**Exercise details:** Return the count of lines that hold the string "this", with no other words.

Rows from a figure dataset:
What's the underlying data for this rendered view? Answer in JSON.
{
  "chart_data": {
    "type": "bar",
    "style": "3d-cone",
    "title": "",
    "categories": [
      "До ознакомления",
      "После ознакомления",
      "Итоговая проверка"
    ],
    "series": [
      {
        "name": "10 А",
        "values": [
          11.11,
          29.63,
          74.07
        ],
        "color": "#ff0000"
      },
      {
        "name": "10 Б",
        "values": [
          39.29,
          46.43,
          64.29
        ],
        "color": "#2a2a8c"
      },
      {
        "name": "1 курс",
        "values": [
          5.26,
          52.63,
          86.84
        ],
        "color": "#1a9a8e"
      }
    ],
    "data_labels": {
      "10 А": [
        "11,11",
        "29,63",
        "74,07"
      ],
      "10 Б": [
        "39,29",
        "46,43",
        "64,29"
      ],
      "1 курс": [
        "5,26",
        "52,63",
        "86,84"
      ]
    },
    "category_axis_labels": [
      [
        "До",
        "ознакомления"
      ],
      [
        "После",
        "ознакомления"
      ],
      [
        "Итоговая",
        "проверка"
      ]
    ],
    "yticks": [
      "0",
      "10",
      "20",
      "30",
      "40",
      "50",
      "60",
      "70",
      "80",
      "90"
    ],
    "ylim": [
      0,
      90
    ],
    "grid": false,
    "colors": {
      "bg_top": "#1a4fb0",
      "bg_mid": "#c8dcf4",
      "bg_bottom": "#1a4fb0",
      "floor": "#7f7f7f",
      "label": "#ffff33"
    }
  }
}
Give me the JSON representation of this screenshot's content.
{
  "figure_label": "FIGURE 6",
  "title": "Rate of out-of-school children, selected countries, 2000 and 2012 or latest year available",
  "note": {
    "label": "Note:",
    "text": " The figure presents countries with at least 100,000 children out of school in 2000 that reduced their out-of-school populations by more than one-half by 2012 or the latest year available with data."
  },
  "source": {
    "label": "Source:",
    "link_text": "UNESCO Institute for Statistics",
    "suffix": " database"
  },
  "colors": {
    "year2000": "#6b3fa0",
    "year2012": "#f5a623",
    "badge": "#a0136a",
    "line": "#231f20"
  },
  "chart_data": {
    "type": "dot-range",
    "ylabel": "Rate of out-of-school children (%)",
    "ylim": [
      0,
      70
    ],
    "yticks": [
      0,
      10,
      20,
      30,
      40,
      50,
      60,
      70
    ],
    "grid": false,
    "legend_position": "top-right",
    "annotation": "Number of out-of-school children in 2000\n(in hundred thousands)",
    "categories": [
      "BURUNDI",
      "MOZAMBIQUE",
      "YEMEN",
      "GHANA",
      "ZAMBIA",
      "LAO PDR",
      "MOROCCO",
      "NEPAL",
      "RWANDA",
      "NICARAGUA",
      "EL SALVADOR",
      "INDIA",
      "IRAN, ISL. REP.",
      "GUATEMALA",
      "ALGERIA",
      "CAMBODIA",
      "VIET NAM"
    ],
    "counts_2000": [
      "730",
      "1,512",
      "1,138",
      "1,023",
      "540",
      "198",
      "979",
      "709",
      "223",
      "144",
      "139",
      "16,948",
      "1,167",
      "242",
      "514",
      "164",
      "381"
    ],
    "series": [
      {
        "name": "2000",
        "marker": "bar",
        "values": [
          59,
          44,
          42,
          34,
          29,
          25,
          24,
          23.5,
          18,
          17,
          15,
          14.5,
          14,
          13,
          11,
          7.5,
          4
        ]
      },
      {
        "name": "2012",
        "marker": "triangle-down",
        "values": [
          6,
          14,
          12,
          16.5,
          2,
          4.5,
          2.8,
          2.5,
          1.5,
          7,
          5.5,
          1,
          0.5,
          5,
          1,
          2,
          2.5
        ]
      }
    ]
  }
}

**Response:** 2